→ **PROBLEM STATEMENT**
Provide only the number of lines in the data below that contain the string "color".
..........
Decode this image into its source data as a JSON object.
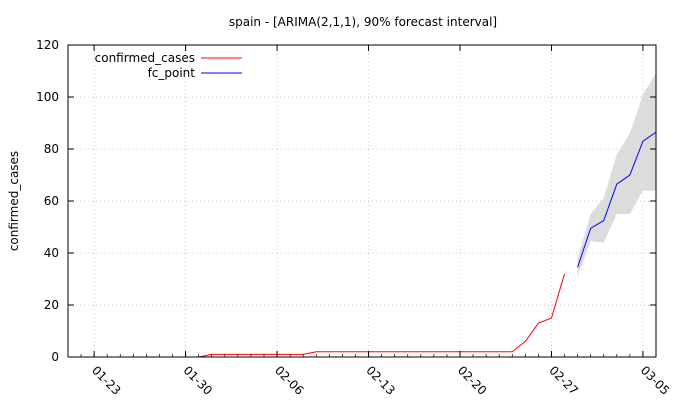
{
  "chart_data": {
    "type": "line",
    "title": "spain -  [ARIMA(2,1,1), 90% forecast interval]",
    "xlabel": "",
    "ylabel": "confirmed_cases",
    "x_axis": "date",
    "xlim": [
      "2020-01-21",
      "2020-03-06"
    ],
    "ylim": [
      0,
      120
    ],
    "grid": true,
    "legend_position": "top-left",
    "x_ticks": [
      "2020-01-23",
      "2020-01-30",
      "2020-02-06",
      "2020-02-13",
      "2020-02-20",
      "2020-02-27",
      "2020-03-05"
    ],
    "x_tick_labels": [
      "01-23",
      "01-30",
      "02-06",
      "02-13",
      "02-20",
      "02-27",
      "03-05"
    ],
    "y_ticks": [
      0,
      20,
      40,
      60,
      80,
      100,
      120
    ],
    "series": [
      {
        "name": "confirmed_cases",
        "color": "#ff0000",
        "x": [
          "2020-01-31",
          "2020-02-01",
          "2020-02-02",
          "2020-02-03",
          "2020-02-04",
          "2020-02-05",
          "2020-02-06",
          "2020-02-07",
          "2020-02-08",
          "2020-02-09",
          "2020-02-10",
          "2020-02-11",
          "2020-02-12",
          "2020-02-13",
          "2020-02-14",
          "2020-02-15",
          "2020-02-16",
          "2020-02-17",
          "2020-02-18",
          "2020-02-19",
          "2020-02-20",
          "2020-02-21",
          "2020-02-22",
          "2020-02-23",
          "2020-02-24",
          "2020-02-25",
          "2020-02-26",
          "2020-02-27",
          "2020-02-28"
        ],
        "y": [
          0,
          1,
          1,
          1,
          1,
          1,
          1,
          1,
          1,
          2,
          2,
          2,
          2,
          2,
          2,
          2,
          2,
          2,
          2,
          2,
          2,
          2,
          2,
          2,
          2,
          6,
          13,
          15,
          32
        ]
      },
      {
        "name": "fc_point",
        "color": "#0000ff",
        "x": [
          "2020-02-29",
          "2020-03-01",
          "2020-03-02",
          "2020-03-03",
          "2020-03-04",
          "2020-03-05",
          "2020-03-06"
        ],
        "y": [
          34.5,
          49.5,
          52.5,
          66.5,
          70,
          83,
          86.5
        ]
      }
    ],
    "forecast_interval": {
      "color": "#dcdcdc",
      "x": [
        "2020-02-29",
        "2020-03-01",
        "2020-03-02",
        "2020-03-03",
        "2020-03-04",
        "2020-03-05",
        "2020-03-06"
      ],
      "lower": [
        31,
        44.5,
        44,
        55,
        55,
        64,
        64
      ],
      "upper": [
        38,
        55,
        61,
        78,
        86,
        101,
        109
      ]
    }
  }
}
..........
→ **REPLY**
3